Given entries ->
◆ ◆ ◆

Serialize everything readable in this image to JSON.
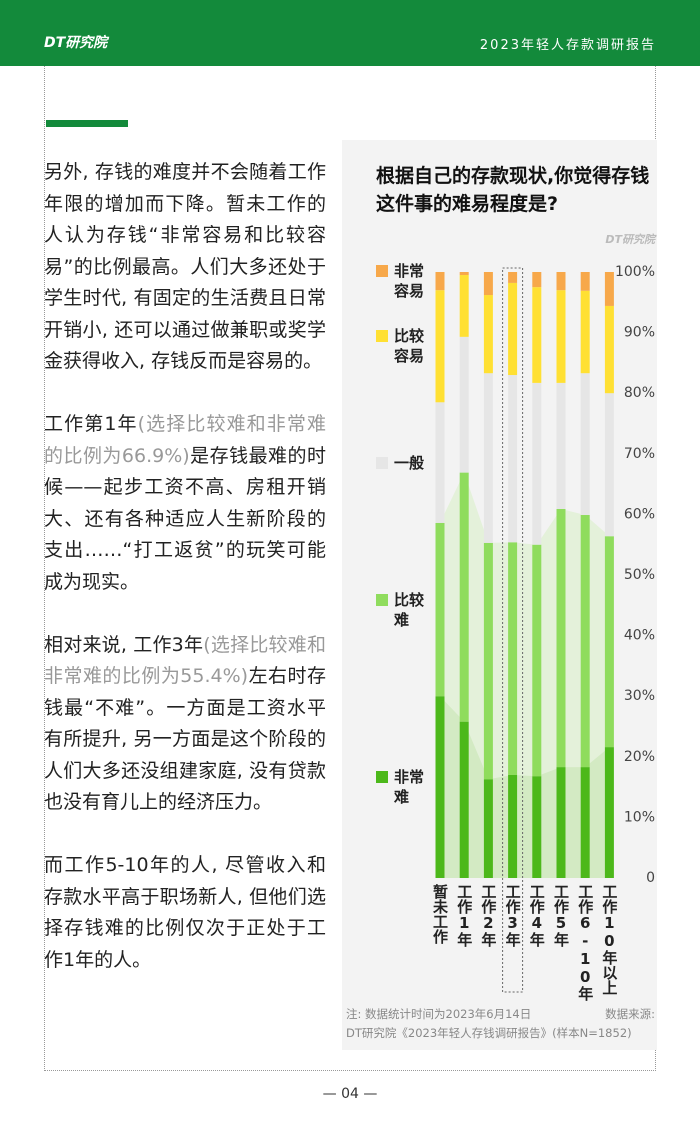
{
  "header": {
    "logo": "DT研究院",
    "report": "2023年轻人存款调研报告"
  },
  "body": {
    "paragraphs": [
      [
        {
          "text": "另外, 存钱的难度并不会随着工作年限的增加而下降。暂未工作的人认为存钱“非常容易和比较容易”的比例最高。人们大多还处于学生时代, 有固定的生活费且日常开销小, 还可以通过做兼职或奖学金获得收入, 存钱反而是容易的。",
          "muted": false
        }
      ],
      [
        {
          "text": "工作第1年",
          "muted": false
        },
        {
          "text": "(选择比较难和非常难的比例为66.9%)",
          "muted": true
        },
        {
          "text": "是存钱最难的时候——起步工资不高、房租开销大、还有各种适应人生新阶段的支出……“打工返贫”的玩笑可能成为现实。",
          "muted": false
        }
      ],
      [
        {
          "text": "相对来说, 工作3年",
          "muted": false
        },
        {
          "text": "(选择比较难和非常难的比例为55.4%)",
          "muted": true
        },
        {
          "text": "左右时存钱最“不难”。一方面是工资水平有所提升, 另一方面是这个阶段的人们大多还没组建家庭, 没有贷款也没有育儿上的经济压力。",
          "muted": false
        }
      ],
      [
        {
          "text": "而工作5-10年的人, 尽管收入和存款水平高于职场新人, 但他们选择存钱难的比例仅次于正处于工作1年的人。",
          "muted": false
        }
      ]
    ]
  },
  "chart_data": {
    "type": "stacked_bar",
    "title": "根据自己的存款现状,你觉得存钱这件事的难易程度是?",
    "watermark": "DT研究院",
    "categories": [
      "暂未工作",
      "工作1年",
      "工作2年",
      "工作3年",
      "工作4年",
      "工作5年",
      "工作6-10年",
      "工作10年以上"
    ],
    "series": [
      {
        "name": "非常难",
        "color": "#4cb81a",
        "values": [
          30.0,
          25.8,
          16.3,
          17.0,
          16.8,
          18.3,
          18.3,
          21.6
        ]
      },
      {
        "name": "比较难",
        "color": "#8fdc5d",
        "values": [
          28.6,
          41.1,
          39.0,
          38.4,
          38.2,
          42.6,
          41.6,
          34.8
        ]
      },
      {
        "name": "一般",
        "color": "#e6e6e6",
        "values": [
          19.9,
          22.4,
          28.0,
          27.6,
          26.7,
          20.8,
          23.4,
          23.6
        ]
      },
      {
        "name": "比较容易",
        "color": "#ffe033",
        "values": [
          18.5,
          10.2,
          12.9,
          15.2,
          15.8,
          15.3,
          13.6,
          14.4
        ]
      },
      {
        "name": "非常容易",
        "color": "#f7a84a",
        "values": [
          3.0,
          0.5,
          3.8,
          1.8,
          2.5,
          3.0,
          3.1,
          5.6
        ]
      }
    ],
    "ylim": [
      0,
      100
    ],
    "yticks": [
      0,
      {
        "value": 10,
        "label": "10%"
      },
      {
        "value": 20,
        "label": "20%"
      },
      {
        "value": 30,
        "label": "30%"
      },
      {
        "value": 40,
        "label": "40%"
      },
      {
        "value": 50,
        "label": "50%"
      },
      {
        "value": 60,
        "label": "60%"
      },
      {
        "value": 70,
        "label": "70%"
      },
      {
        "value": 80,
        "label": "80%"
      },
      {
        "value": 90,
        "label": "90%"
      },
      {
        "value": 100,
        "label": "100%"
      }
    ],
    "highlight": 3,
    "note": "注: 数据统计时间为2023年6月14日",
    "source_label": "数据来源:",
    "source": "DT研究院《2023年轻人存钱调研报告》(样本N=1852)"
  },
  "footer": {
    "page": "— 04 —"
  }
}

◆ ◆ ◆

Task objective -> Return each line exactly as written. Any picture gets left out.

Full response ->
Serialize everything readable in this image to JSON.
{
  "header": {
    "logo": "DT研究院",
    "report": "2023年轻人存款调研报告"
  },
  "body": {
    "paragraphs": [
      [
        {
          "text": "另外, 存钱的难度并不会随着工作年限的增加而下降。暂未工作的人认为存钱“非常容易和比较容易”的比例最高。人们大多还处于学生时代, 有固定的生活费且日常开销小, 还可以通过做兼职或奖学金获得收入, 存钱反而是容易的。",
          "muted": false
        }
      ],
      [
        {
          "text": "工作第1年",
          "muted": false
        },
        {
          "text": "(选择比较难和非常难的比例为66.9%)",
          "muted": true
        },
        {
          "text": "是存钱最难的时候——起步工资不高、房租开销大、还有各种适应人生新阶段的支出……“打工返贫”的玩笑可能成为现实。",
          "muted": false
        }
      ],
      [
        {
          "text": "相对来说, 工作3年",
          "muted": false
        },
        {
          "text": "(选择比较难和非常难的比例为55.4%)",
          "muted": true
        },
        {
          "text": "左右时存钱最“不难”。一方面是工资水平有所提升, 另一方面是这个阶段的人们大多还没组建家庭, 没有贷款也没有育儿上的经济压力。",
          "muted": false
        }
      ],
      [
        {
          "text": "而工作5-10年的人, 尽管收入和存款水平高于职场新人, 但他们选择存钱难的比例仅次于正处于工作1年的人。",
          "muted": false
        }
      ]
    ]
  },
  "chart_data": {
    "type": "stacked_bar",
    "title": "根据自己的存款现状,你觉得存钱这件事的难易程度是?",
    "watermark": "DT研究院",
    "categories": [
      "暂未工作",
      "工作1年",
      "工作2年",
      "工作3年",
      "工作4年",
      "工作5年",
      "工作6-10年",
      "工作10年以上"
    ],
    "series": [
      {
        "name": "非常难",
        "color": "#4cb81a",
        "values": [
          30.0,
          25.8,
          16.3,
          17.0,
          16.8,
          18.3,
          18.3,
          21.6
        ]
      },
      {
        "name": "比较难",
        "color": "#8fdc5d",
        "values": [
          28.6,
          41.1,
          39.0,
          38.4,
          38.2,
          42.6,
          41.6,
          34.8
        ]
      },
      {
        "name": "一般",
        "color": "#e6e6e6",
        "values": [
          19.9,
          22.4,
          28.0,
          27.6,
          26.7,
          20.8,
          23.4,
          23.6
        ]
      },
      {
        "name": "比较容易",
        "color": "#ffe033",
        "values": [
          18.5,
          10.2,
          12.9,
          15.2,
          15.8,
          15.3,
          13.6,
          14.4
        ]
      },
      {
        "name": "非常容易",
        "color": "#f7a84a",
        "values": [
          3.0,
          0.5,
          3.8,
          1.8,
          2.5,
          3.0,
          3.1,
          5.6
        ]
      }
    ],
    "ylim": [
      0,
      100
    ],
    "yticks": [
      0,
      {
        "value": 10,
        "label": "10%"
      },
      {
        "value": 20,
        "label": "20%"
      },
      {
        "value": 30,
        "label": "30%"
      },
      {
        "value": 40,
        "label": "40%"
      },
      {
        "value": 50,
        "label": "50%"
      },
      {
        "value": 60,
        "label": "60%"
      },
      {
        "value": 70,
        "label": "70%"
      },
      {
        "value": 80,
        "label": "80%"
      },
      {
        "value": 90,
        "label": "90%"
      },
      {
        "value": 100,
        "label": "100%"
      }
    ],
    "highlight": 3,
    "note": "注: 数据统计时间为2023年6月14日",
    "source_label": "数据来源:",
    "source": "DT研究院《2023年轻人存钱调研报告》(样本N=1852)"
  },
  "footer": {
    "page": "— 04 —"
  }
}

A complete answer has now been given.